*Required action*.
Return every line in the entries below where the word "lesions" shows up.

※ ※ ※

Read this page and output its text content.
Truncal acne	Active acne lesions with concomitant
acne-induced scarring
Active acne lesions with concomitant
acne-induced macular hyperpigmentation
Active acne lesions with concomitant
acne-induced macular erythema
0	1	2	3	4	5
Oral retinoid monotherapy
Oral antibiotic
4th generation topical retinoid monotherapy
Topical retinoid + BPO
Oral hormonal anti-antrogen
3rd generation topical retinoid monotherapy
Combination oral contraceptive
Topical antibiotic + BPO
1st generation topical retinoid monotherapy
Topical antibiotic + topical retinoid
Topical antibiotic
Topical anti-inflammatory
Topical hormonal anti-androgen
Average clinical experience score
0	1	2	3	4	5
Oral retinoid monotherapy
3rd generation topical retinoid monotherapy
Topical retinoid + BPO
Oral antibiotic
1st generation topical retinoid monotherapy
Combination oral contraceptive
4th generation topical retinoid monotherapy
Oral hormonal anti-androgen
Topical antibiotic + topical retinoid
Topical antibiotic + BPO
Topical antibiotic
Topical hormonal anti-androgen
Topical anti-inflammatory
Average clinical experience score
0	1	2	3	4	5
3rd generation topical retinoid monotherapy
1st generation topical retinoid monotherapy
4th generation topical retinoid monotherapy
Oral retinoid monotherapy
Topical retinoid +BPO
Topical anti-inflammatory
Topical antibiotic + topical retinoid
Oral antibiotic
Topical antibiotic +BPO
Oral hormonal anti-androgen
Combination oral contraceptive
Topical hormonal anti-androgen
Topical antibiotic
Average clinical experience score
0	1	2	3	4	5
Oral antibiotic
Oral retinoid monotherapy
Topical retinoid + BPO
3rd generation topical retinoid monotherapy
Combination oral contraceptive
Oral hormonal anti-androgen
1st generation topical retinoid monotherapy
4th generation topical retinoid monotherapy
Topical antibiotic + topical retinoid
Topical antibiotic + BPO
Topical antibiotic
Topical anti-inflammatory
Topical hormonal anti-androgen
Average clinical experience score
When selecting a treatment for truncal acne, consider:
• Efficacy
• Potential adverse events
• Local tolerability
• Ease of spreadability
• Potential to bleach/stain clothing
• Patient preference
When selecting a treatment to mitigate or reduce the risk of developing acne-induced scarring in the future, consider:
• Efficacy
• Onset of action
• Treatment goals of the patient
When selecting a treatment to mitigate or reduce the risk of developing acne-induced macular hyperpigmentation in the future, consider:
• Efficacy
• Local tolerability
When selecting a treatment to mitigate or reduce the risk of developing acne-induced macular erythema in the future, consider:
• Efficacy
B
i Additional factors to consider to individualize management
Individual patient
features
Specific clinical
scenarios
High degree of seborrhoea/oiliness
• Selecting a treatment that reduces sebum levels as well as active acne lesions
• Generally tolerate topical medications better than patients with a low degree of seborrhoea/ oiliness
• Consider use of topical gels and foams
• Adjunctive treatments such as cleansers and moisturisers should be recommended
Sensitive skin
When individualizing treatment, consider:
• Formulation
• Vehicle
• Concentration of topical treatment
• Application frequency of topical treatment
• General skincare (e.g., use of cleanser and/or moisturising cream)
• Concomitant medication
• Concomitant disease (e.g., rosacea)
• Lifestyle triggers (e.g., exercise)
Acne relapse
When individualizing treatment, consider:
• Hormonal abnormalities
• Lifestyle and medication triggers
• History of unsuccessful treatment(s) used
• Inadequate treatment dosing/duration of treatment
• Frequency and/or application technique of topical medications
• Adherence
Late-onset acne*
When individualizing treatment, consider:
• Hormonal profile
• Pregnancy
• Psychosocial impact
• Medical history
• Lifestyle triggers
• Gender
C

※ ※ ※

*Problem solution*.
Truncal acne	Active acne lesions with concomitant
Active acne lesions with concomitant
Active acne lesions with concomitant
• Selecting a treatment that reduces sebum levels as well as active acne lesions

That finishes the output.